Copy out all lines with the word "iocs" in them.

-- Start of Listed entries --

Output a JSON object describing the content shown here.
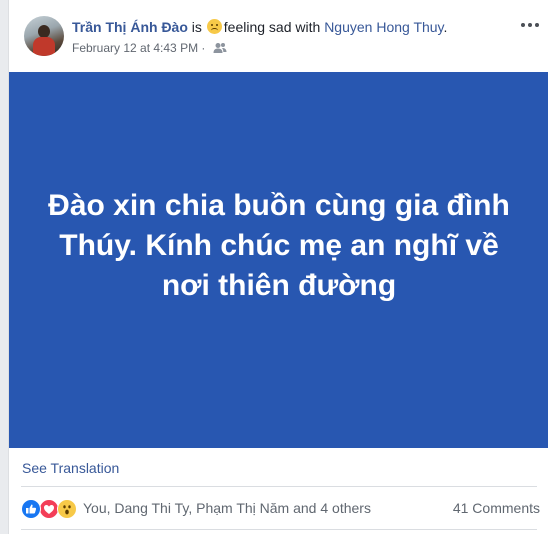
{
  "post": {
    "author": "Trần Thị Ánh Đào",
    "is_text": " is ",
    "feeling_text": "feeling sad with ",
    "tagged_user": "Nguyen Hong Thuy",
    "tagged_suffix": ".",
    "timestamp": "February 12 at 4:43 PM",
    "separator": " · ",
    "audience_icon": "friends-icon",
    "status_text": "Đào xin chia buồn cùng gia đình Thúy. Kính chúc mẹ an nghĩ về nơi thiên đường",
    "status_bg_color": "#2857b1",
    "see_translation": "See Translation"
  },
  "reactions": {
    "icons": [
      "like-reaction-icon",
      "love-reaction-icon",
      "wow-reaction-icon"
    ],
    "names": "You, Dang Thi Ty, Phạm Thị Năm and 4 others",
    "comments": "41 Comments"
  },
  "colors": {
    "link": "#385898",
    "status_background": "#2857b1"
  }
}
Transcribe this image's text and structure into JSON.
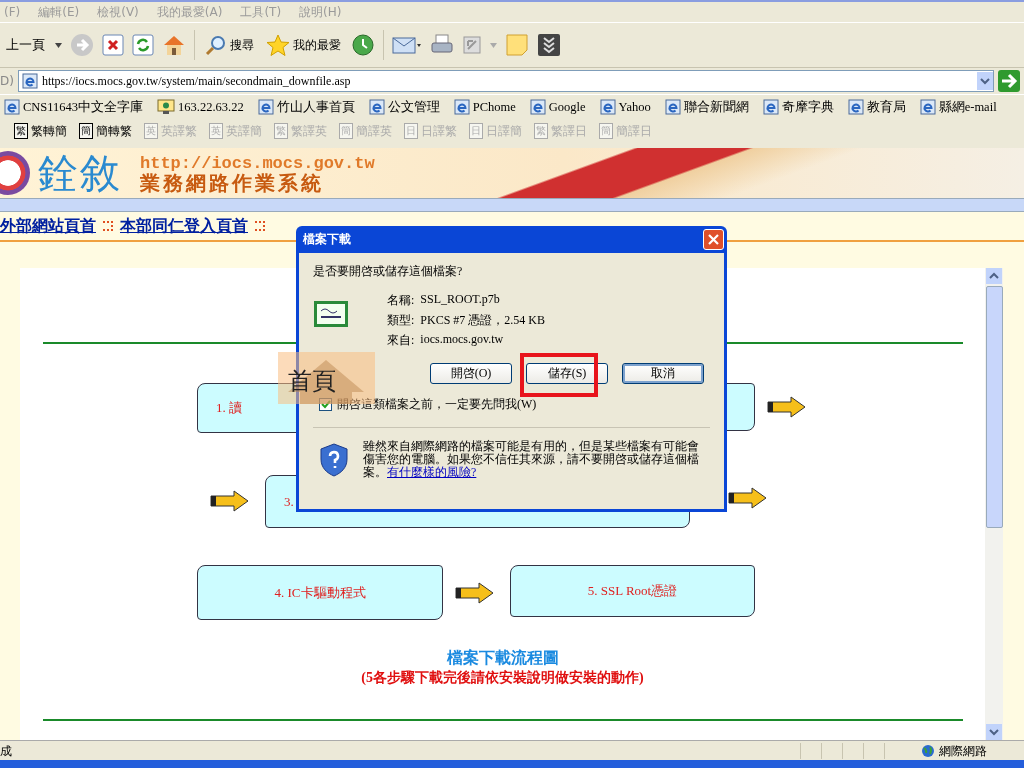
{
  "menu": [
    {
      "label": "(F)"
    },
    {
      "label": "編輯(E)"
    },
    {
      "label": "檢視(V)"
    },
    {
      "label": "我的最愛(A)"
    },
    {
      "label": "工具(T)"
    },
    {
      "label": "說明(H)"
    }
  ],
  "toolbar": {
    "back": "上一頁",
    "search": "搜尋",
    "favorites": "我的最愛"
  },
  "address": {
    "label": "D)",
    "value": "https://iocs.mocs.gov.tw/system/main/secondmain_downfile.asp"
  },
  "links": [
    {
      "label": "CNS11643中文全字庫",
      "kind": "page"
    },
    {
      "label": "163.22.63.22",
      "kind": "site"
    },
    {
      "label": "竹山人事首頁",
      "kind": "page"
    },
    {
      "label": "公文管理",
      "kind": "page"
    },
    {
      "label": "PChome",
      "kind": "page"
    },
    {
      "label": "Google",
      "kind": "page"
    },
    {
      "label": "Yahoo",
      "kind": "page"
    },
    {
      "label": "聯合新聞網",
      "kind": "page"
    },
    {
      "label": "奇摩字典",
      "kind": "page"
    },
    {
      "label": "教育局",
      "kind": "page"
    },
    {
      "label": "縣網e-mail",
      "kind": "page"
    }
  ],
  "translate": [
    {
      "icon": "繁",
      "label": "繁轉簡",
      "disabled": false
    },
    {
      "icon": "簡",
      "label": "簡轉繁",
      "disabled": false
    },
    {
      "icon": "英",
      "label": "英譯繁",
      "disabled": true
    },
    {
      "icon": "英",
      "label": "英譯簡",
      "disabled": true
    },
    {
      "icon": "繁",
      "label": "繁譯英",
      "disabled": true
    },
    {
      "icon": "簡",
      "label": "簡譯英",
      "disabled": true
    },
    {
      "icon": "日",
      "label": "日譯繁",
      "disabled": true
    },
    {
      "icon": "日",
      "label": "日譯簡",
      "disabled": true
    },
    {
      "icon": "繁",
      "label": "繁譯日",
      "disabled": true
    },
    {
      "icon": "簡",
      "label": "簡譯日",
      "disabled": true
    }
  ],
  "banner": {
    "logo": "銓敘",
    "url": "http://iocs.mocs.gov.tw",
    "title": "業務網路作業系統"
  },
  "nav": [
    {
      "label": "外部網站頁首"
    },
    {
      "label": "本部同仁登入頁首"
    }
  ],
  "flow": {
    "steps": [
      {
        "label": "1. 讀"
      },
      {
        "label": "3."
      },
      {
        "label": "4. IC卡驅動程式"
      },
      {
        "label": "5. SSL Root憑證"
      }
    ],
    "title": "檔案下載流程圖",
    "note": "(5各步驟下載完後請依安裝說明做安裝的動作)"
  },
  "home_badge": {
    "label": "首頁"
  },
  "dialog": {
    "title": "檔案下載",
    "question": "是否要開啓或儲存這個檔案?",
    "fields": [
      {
        "label": "名稱:",
        "value": "SSL_ROOT.p7b"
      },
      {
        "label": "類型:",
        "value": "PKCS #7 憑證，2.54 KB"
      },
      {
        "label": "來自:",
        "value": "iocs.mocs.gov.tw"
      }
    ],
    "buttons": [
      {
        "label": "開啓(O)",
        "highlighted": false,
        "focused": false
      },
      {
        "label": "儲存(S)",
        "highlighted": true,
        "focused": false
      },
      {
        "label": "取消",
        "highlighted": false,
        "focused": true
      }
    ],
    "checkbox": {
      "label": "開啓這類檔案之前，一定要先問我(W)",
      "checked": true
    },
    "warning": "雖然來自網際網路的檔案可能是有用的，但是某些檔案有可能會傷害您的電腦。如果您不信任其來源，請不要開啓或儲存這個檔案。",
    "warning_link": "有什麼樣的風險?"
  },
  "status": {
    "text": "成",
    "zone": "網際網路"
  }
}
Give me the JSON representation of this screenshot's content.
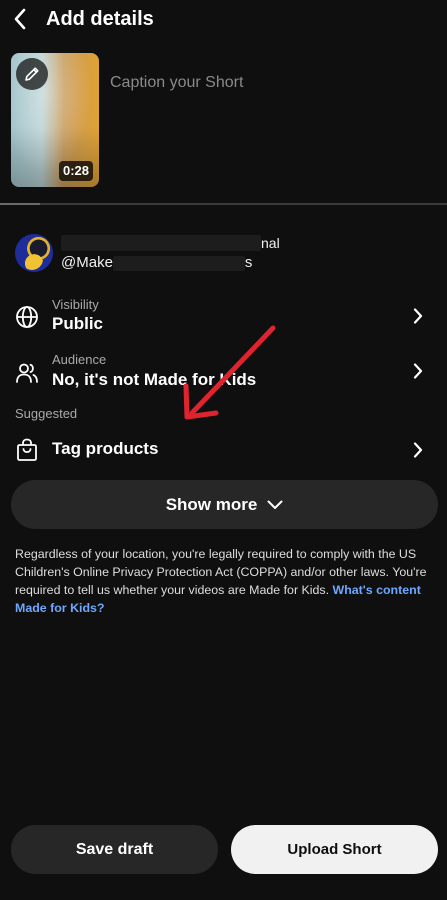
{
  "header": {
    "title": "Add details",
    "back_icon": "chevron-left-icon"
  },
  "caption": {
    "placeholder": "Caption your Short",
    "value": "",
    "thumbnail_duration": "0:28",
    "edit_icon": "pencil-icon",
    "upload_progress": 0.09
  },
  "channel": {
    "name_visible_suffix": "nal",
    "handle_visible_prefix": "@Make",
    "handle_visible_suffix": "s"
  },
  "settings": [
    {
      "id": "visibility",
      "icon": "globe-icon",
      "label": "Visibility",
      "value": "Public"
    },
    {
      "id": "audience",
      "icon": "people-icon",
      "label": "Audience",
      "value": "No, it's not Made for Kids"
    }
  ],
  "suggested": {
    "label": "Suggested",
    "items": [
      {
        "id": "tag-products",
        "icon": "shopping-bag-icon",
        "value": "Tag products"
      }
    ]
  },
  "show_more": {
    "label": "Show more",
    "icon": "chevron-down-icon"
  },
  "notice": {
    "text": "Regardless of your location, you're legally required to comply with the US Children's Online Privacy Protection Act (COPPA) and/or other laws. You're required to tell us whether your videos are Made for Kids.",
    "link": "What's content Made for Kids?"
  },
  "actions": {
    "save_draft": "Save draft",
    "upload": "Upload Short"
  },
  "colors": {
    "background": "#0f0f0f",
    "surface": "#272727",
    "link": "#6ea8fe",
    "annotation": "#e0242f"
  }
}
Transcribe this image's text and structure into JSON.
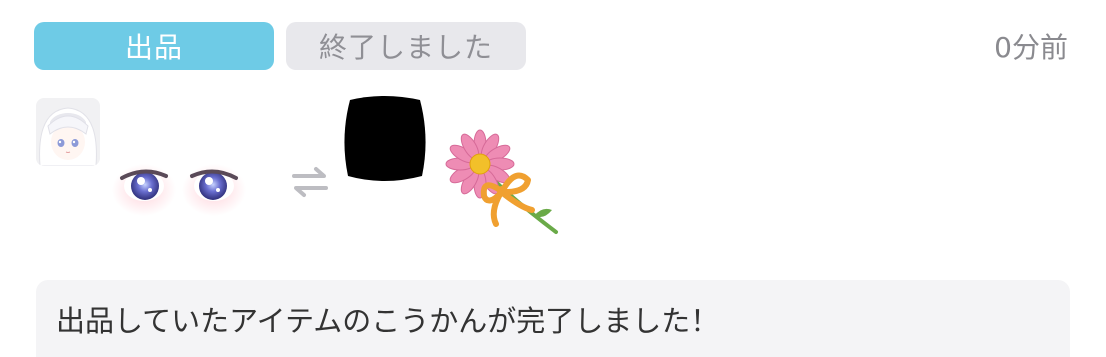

-- End of Listed entries --

**Task result**
    "value": "https://iocs.mocs.gov.tw/system/main/secondmain_downfile.asp"
    "url": "http://iocs.mocs.gov.tw",
        "value": "iocs.mocs.gov.tw"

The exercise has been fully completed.